## START Provided records
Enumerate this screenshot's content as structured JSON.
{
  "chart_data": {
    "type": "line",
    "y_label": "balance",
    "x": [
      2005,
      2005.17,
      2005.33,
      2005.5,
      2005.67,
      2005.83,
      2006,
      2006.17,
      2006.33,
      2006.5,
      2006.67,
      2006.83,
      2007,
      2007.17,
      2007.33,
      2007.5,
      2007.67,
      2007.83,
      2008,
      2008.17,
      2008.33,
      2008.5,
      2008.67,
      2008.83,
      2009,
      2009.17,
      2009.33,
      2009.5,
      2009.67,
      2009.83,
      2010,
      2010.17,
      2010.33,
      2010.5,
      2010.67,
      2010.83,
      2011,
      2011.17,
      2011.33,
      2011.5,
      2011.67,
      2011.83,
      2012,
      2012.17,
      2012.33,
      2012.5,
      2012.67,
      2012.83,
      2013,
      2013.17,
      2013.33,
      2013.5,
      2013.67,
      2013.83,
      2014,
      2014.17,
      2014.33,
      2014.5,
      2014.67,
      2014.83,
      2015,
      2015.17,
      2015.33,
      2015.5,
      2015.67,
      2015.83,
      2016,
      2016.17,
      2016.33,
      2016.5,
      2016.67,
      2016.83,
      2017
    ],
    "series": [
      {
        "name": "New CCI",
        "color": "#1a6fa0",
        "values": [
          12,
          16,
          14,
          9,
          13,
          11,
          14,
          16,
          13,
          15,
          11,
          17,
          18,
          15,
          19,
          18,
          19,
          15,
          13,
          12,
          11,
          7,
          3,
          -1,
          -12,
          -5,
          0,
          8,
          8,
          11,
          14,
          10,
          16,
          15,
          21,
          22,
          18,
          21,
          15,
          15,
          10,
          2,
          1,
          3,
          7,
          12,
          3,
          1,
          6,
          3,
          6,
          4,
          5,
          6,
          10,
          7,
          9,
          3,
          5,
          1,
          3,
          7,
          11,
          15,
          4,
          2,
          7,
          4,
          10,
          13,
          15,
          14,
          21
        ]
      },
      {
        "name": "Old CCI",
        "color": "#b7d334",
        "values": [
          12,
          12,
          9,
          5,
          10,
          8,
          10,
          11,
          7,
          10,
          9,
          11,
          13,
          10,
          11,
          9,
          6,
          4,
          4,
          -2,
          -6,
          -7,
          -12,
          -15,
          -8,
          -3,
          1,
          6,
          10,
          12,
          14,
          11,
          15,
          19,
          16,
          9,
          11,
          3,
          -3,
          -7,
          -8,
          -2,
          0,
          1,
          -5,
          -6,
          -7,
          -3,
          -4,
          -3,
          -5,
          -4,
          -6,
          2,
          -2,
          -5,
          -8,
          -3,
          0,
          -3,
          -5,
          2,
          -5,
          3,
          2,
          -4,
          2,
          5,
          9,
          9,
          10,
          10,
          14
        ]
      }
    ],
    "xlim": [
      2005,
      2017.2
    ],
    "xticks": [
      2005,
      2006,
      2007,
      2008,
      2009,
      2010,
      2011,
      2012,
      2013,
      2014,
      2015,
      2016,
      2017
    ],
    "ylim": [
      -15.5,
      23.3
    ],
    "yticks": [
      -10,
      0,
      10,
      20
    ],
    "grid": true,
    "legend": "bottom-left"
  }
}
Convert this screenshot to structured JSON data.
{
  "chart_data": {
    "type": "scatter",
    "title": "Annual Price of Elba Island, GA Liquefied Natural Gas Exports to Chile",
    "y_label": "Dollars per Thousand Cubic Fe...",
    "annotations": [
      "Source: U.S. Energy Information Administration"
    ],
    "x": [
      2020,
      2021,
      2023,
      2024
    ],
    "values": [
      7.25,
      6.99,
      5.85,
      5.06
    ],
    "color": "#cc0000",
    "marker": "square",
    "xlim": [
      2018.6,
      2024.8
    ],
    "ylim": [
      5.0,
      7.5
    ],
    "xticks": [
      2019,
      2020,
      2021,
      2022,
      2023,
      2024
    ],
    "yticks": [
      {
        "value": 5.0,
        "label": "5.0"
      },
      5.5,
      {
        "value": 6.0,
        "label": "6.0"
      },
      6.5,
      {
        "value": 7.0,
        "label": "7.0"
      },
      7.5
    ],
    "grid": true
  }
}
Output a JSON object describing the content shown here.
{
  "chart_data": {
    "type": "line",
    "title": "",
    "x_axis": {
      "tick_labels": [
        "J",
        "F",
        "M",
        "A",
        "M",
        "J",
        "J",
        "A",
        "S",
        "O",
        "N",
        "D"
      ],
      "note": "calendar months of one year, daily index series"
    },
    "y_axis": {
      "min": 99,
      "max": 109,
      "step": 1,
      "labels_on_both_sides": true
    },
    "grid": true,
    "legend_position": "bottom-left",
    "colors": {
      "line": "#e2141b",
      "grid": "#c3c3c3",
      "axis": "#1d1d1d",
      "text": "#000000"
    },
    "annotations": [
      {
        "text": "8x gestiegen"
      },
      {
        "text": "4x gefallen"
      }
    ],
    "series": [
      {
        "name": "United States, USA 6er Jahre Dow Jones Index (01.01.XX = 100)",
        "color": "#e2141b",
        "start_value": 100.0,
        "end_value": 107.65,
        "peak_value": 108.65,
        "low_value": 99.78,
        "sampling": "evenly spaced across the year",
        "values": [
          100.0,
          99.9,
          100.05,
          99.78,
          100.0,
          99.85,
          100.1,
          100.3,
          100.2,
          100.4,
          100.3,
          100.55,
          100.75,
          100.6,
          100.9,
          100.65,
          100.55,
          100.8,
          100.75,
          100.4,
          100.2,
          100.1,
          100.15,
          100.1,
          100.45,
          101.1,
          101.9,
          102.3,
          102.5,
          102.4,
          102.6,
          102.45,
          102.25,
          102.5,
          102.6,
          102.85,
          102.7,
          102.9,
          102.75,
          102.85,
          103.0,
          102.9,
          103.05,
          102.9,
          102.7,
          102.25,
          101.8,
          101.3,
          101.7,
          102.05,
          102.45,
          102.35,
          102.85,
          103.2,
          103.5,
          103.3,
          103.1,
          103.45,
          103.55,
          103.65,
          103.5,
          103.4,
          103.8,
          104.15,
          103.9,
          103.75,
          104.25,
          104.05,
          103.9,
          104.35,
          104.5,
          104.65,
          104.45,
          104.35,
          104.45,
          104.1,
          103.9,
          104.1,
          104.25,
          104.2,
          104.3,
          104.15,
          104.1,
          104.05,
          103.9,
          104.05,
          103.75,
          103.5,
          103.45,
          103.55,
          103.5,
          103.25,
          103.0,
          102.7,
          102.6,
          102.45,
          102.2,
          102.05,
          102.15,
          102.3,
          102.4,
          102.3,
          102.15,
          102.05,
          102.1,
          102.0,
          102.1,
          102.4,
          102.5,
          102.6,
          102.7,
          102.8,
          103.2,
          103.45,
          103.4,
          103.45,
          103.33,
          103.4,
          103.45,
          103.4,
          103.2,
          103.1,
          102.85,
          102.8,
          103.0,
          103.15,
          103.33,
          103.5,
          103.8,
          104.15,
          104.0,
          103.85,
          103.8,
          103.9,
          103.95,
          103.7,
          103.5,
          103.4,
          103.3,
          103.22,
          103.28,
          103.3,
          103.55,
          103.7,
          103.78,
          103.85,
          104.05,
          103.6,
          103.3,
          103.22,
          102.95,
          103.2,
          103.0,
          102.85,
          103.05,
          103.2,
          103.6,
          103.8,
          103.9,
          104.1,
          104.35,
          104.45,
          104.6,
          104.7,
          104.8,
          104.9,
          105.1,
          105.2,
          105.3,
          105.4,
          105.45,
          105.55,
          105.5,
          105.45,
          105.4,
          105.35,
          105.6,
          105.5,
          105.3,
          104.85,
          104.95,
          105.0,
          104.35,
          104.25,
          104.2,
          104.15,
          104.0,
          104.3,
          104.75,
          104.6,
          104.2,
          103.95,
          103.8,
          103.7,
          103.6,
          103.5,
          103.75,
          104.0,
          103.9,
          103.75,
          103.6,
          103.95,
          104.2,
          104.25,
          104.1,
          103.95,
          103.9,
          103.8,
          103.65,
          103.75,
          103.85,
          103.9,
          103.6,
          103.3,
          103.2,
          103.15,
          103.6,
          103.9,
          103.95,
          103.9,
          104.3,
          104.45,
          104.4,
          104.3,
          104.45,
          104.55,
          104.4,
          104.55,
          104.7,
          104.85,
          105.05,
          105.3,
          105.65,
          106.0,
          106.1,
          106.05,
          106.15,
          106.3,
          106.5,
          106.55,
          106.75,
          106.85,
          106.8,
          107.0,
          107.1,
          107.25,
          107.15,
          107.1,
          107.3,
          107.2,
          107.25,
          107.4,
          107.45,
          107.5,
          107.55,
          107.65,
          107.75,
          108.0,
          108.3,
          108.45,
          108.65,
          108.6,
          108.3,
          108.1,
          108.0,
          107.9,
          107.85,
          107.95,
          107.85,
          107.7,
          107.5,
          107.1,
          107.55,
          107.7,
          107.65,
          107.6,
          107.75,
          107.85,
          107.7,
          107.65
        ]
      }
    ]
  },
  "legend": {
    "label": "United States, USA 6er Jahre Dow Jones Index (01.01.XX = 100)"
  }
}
## END Provided records
Exercise prompt. Within the listing above, copy each line that has the string "name".

Exercise solution.
        "name": "New CCI",
        "name": "Old CCI",
        "name": "United States, USA 6er Jahre Dow Jones Index (01.01.XX = 100)",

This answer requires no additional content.